** Start Data section **

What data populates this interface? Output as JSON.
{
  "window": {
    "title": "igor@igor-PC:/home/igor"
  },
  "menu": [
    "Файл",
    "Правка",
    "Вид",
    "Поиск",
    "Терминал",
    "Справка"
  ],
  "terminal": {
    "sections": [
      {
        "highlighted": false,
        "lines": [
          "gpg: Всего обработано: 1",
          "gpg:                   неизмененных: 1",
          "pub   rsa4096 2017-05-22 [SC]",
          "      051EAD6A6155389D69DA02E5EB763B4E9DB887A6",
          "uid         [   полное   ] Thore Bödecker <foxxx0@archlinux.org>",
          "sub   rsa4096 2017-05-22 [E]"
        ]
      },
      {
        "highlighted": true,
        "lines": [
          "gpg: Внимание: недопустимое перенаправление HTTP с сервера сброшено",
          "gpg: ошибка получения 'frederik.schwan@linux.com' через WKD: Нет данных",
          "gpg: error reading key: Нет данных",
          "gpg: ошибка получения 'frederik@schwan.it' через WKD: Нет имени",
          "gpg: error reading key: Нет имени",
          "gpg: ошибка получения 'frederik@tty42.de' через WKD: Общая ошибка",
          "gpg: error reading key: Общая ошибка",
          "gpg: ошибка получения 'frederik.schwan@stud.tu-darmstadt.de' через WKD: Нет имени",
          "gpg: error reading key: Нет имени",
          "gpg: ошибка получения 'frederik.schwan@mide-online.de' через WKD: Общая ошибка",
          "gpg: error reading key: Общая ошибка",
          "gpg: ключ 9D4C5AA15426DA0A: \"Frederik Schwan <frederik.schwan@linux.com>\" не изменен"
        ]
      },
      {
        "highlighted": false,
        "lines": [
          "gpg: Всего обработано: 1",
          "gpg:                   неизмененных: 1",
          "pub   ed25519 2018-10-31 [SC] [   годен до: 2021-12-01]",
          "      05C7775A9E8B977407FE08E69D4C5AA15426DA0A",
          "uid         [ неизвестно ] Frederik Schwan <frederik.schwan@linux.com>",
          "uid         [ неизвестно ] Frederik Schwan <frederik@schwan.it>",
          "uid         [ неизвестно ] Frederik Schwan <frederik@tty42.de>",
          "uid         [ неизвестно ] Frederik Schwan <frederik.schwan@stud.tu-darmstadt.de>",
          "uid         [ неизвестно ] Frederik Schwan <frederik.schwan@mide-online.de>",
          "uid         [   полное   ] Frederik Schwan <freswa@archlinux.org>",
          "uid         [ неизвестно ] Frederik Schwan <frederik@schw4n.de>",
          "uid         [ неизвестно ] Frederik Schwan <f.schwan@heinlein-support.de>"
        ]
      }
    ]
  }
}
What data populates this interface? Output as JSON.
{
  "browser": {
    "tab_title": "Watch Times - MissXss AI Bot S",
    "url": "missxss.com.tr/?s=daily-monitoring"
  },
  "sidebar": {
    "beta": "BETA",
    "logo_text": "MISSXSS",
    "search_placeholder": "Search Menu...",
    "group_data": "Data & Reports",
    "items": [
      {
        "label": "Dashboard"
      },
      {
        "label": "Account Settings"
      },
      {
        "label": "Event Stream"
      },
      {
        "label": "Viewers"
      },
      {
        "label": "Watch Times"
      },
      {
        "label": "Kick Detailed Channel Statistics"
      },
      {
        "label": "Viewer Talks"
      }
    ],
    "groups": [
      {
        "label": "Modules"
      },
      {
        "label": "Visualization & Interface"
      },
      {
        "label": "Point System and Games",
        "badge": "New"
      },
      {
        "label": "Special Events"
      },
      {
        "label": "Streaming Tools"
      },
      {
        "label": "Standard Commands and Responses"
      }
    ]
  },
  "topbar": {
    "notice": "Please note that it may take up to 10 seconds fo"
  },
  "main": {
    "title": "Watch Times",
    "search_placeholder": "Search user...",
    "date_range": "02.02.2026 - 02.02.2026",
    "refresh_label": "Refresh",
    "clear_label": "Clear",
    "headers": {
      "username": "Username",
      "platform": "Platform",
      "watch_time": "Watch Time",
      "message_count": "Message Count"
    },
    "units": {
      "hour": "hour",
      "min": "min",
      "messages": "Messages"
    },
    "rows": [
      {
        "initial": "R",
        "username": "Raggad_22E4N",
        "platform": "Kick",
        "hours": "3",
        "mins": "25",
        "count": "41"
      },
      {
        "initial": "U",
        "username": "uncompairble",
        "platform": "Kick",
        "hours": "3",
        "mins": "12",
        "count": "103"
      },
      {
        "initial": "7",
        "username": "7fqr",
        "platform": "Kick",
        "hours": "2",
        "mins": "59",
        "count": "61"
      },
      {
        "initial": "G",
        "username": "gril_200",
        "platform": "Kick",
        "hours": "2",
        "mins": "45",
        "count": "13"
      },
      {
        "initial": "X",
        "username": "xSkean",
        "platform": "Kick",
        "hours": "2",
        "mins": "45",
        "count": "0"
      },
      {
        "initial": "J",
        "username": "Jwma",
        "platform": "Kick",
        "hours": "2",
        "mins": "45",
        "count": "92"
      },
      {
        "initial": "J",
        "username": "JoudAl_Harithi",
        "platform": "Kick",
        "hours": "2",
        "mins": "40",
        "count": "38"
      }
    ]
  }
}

** End Data section **

What is expected >>
All entries shown above should be printed again exactly.

Response >>
What data populates this interface? Output as JSON.
{
  "window": {
    "title": "igor@igor-PC:/home/igor"
  },
  "menu": [
    "Файл",
    "Правка",
    "Вид",
    "Поиск",
    "Терминал",
    "Справка"
  ],
  "terminal": {
    "sections": [
      {
        "highlighted": false,
        "lines": [
          "gpg: Всего обработано: 1",
          "gpg:                   неизмененных: 1",
          "pub   rsa4096 2017-05-22 [SC]",
          "      051EAD6A6155389D69DA02E5EB763B4E9DB887A6",
          "uid         [   полное   ] Thore Bödecker <foxxx0@archlinux.org>",
          "sub   rsa4096 2017-05-22 [E]"
        ]
      },
      {
        "highlighted": true,
        "lines": [
          "gpg: Внимание: недопустимое перенаправление HTTP с сервера сброшено",
          "gpg: ошибка получения 'frederik.schwan@linux.com' через WKD: Нет данных",
          "gpg: error reading key: Нет данных",
          "gpg: ошибка получения 'frederik@schwan.it' через WKD: Нет имени",
          "gpg: error reading key: Нет имени",
          "gpg: ошибка получения 'frederik@tty42.de' через WKD: Общая ошибка",
          "gpg: error reading key: Общая ошибка",
          "gpg: ошибка получения 'frederik.schwan@stud.tu-darmstadt.de' через WKD: Нет имени",
          "gpg: error reading key: Нет имени",
          "gpg: ошибка получения 'frederik.schwan@mide-online.de' через WKD: Общая ошибка",
          "gpg: error reading key: Общая ошибка",
          "gpg: ключ 9D4C5AA15426DA0A: \"Frederik Schwan <frederik.schwan@linux.com>\" не изменен"
        ]
      },
      {
        "highlighted": false,
        "lines": [
          "gpg: Всего обработано: 1",
          "gpg:                   неизмененных: 1",
          "pub   ed25519 2018-10-31 [SC] [   годен до: 2021-12-01]",
          "      05C7775A9E8B977407FE08E69D4C5AA15426DA0A",
          "uid         [ неизвестно ] Frederik Schwan <frederik.schwan@linux.com>",
          "uid         [ неизвестно ] Frederik Schwan <frederik@schwan.it>",
          "uid         [ неизвестно ] Frederik Schwan <frederik@tty42.de>",
          "uid         [ неизвестно ] Frederik Schwan <frederik.schwan@stud.tu-darmstadt.de>",
          "uid         [ неизвестно ] Frederik Schwan <frederik.schwan@mide-online.de>",
          "uid         [   полное   ] Frederik Schwan <freswa@archlinux.org>",
          "uid         [ неизвестно ] Frederik Schwan <frederik@schw4n.de>",
          "uid         [ неизвестно ] Frederik Schwan <f.schwan@heinlein-support.de>"
        ]
      }
    ]
  }
}
What data populates this interface? Output as JSON.
{
  "browser": {
    "tab_title": "Watch Times - MissXss AI Bot S",
    "url": "missxss.com.tr/?s=daily-monitoring"
  },
  "sidebar": {
    "beta": "BETA",
    "logo_text": "MISSXSS",
    "search_placeholder": "Search Menu...",
    "group_data": "Data & Reports",
    "items": [
      {
        "label": "Dashboard"
      },
      {
        "label": "Account Settings"
      },
      {
        "label": "Event Stream"
      },
      {
        "label": "Viewers"
      },
      {
        "label": "Watch Times"
      },
      {
        "label": "Kick Detailed Channel Statistics"
      },
      {
        "label": "Viewer Talks"
      }
    ],
    "groups": [
      {
        "label": "Modules"
      },
      {
        "label": "Visualization & Interface"
      },
      {
        "label": "Point System and Games",
        "badge": "New"
      },
      {
        "label": "Special Events"
      },
      {
        "label": "Streaming Tools"
      },
      {
        "label": "Standard Commands and Responses"
      }
    ]
  },
  "topbar": {
    "notice": "Please note that it may take up to 10 seconds fo"
  },
  "main": {
    "title": "Watch Times",
    "search_placeholder": "Search user...",
    "date_range": "02.02.2026 - 02.02.2026",
    "refresh_label": "Refresh",
    "clear_label": "Clear",
    "headers": {
      "username": "Username",
      "platform": "Platform",
      "watch_time": "Watch Time",
      "message_count": "Message Count"
    },
    "units": {
      "hour": "hour",
      "min": "min",
      "messages": "Messages"
    },
    "rows": [
      {
        "initial": "R",
        "username": "Raggad_22E4N",
        "platform": "Kick",
        "hours": "3",
        "mins": "25",
        "count": "41"
      },
      {
        "initial": "U",
        "username": "uncompairble",
        "platform": "Kick",
        "hours": "3",
        "mins": "12",
        "count": "103"
      },
      {
        "initial": "7",
        "username": "7fqr",
        "platform": "Kick",
        "hours": "2",
        "mins": "59",
        "count": "61"
      },
      {
        "initial": "G",
        "username": "gril_200",
        "platform": "Kick",
        "hours": "2",
        "mins": "45",
        "count": "13"
      },
      {
        "initial": "X",
        "username": "xSkean",
        "platform": "Kick",
        "hours": "2",
        "mins": "45",
        "count": "0"
      },
      {
        "initial": "J",
        "username": "Jwma",
        "platform": "Kick",
        "hours": "2",
        "mins": "45",
        "count": "92"
      },
      {
        "initial": "J",
        "username": "JoudAl_Harithi",
        "platform": "Kick",
        "hours": "2",
        "mins": "40",
        "count": "38"
      }
    ]
  }
}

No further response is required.